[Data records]

--- Begin ---

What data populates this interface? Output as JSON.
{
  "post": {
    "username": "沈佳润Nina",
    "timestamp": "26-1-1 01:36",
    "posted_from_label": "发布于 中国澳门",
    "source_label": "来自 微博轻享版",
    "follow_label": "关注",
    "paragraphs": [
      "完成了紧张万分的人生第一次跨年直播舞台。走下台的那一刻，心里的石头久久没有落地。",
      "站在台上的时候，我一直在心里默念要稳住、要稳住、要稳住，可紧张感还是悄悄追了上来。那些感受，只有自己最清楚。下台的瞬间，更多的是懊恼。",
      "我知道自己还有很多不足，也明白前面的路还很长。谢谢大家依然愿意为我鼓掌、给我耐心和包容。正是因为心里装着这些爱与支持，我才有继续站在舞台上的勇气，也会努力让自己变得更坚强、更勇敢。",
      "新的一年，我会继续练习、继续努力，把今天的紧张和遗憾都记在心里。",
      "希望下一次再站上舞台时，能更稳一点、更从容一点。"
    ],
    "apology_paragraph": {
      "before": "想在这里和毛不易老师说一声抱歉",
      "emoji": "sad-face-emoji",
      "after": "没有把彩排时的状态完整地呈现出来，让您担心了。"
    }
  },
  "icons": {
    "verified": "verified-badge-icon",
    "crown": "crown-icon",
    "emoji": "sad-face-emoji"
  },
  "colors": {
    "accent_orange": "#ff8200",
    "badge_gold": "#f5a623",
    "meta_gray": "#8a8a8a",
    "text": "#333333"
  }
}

--- End ---

» **What the task asks**
Each line of the material should be echoed exactly.

» **Solution to this problem**
What data populates this interface? Output as JSON.
{
  "post": {
    "username": "沈佳润Nina",
    "timestamp": "26-1-1 01:36",
    "posted_from_label": "发布于 中国澳门",
    "source_label": "来自 微博轻享版",
    "follow_label": "关注",
    "paragraphs": [
      "完成了紧张万分的人生第一次跨年直播舞台。走下台的那一刻，心里的石头久久没有落地。",
      "站在台上的时候，我一直在心里默念要稳住、要稳住、要稳住，可紧张感还是悄悄追了上来。那些感受，只有自己最清楚。下台的瞬间，更多的是懊恼。",
      "我知道自己还有很多不足，也明白前面的路还很长。谢谢大家依然愿意为我鼓掌、给我耐心和包容。正是因为心里装着这些爱与支持，我才有继续站在舞台上的勇气，也会努力让自己变得更坚强、更勇敢。",
      "新的一年，我会继续练习、继续努力，把今天的紧张和遗憾都记在心里。",
      "希望下一次再站上舞台时，能更稳一点、更从容一点。"
    ],
    "apology_paragraph": {
      "before": "想在这里和毛不易老师说一声抱歉",
      "emoji": "sad-face-emoji",
      "after": "没有把彩排时的状态完整地呈现出来，让您担心了。"
    }
  },
  "icons": {
    "verified": "verified-badge-icon",
    "crown": "crown-icon",
    "emoji": "sad-face-emoji"
  },
  "colors": {
    "accent_orange": "#ff8200",
    "badge_gold": "#f5a623",
    "meta_gray": "#8a8a8a",
    "text": "#333333"
  }
}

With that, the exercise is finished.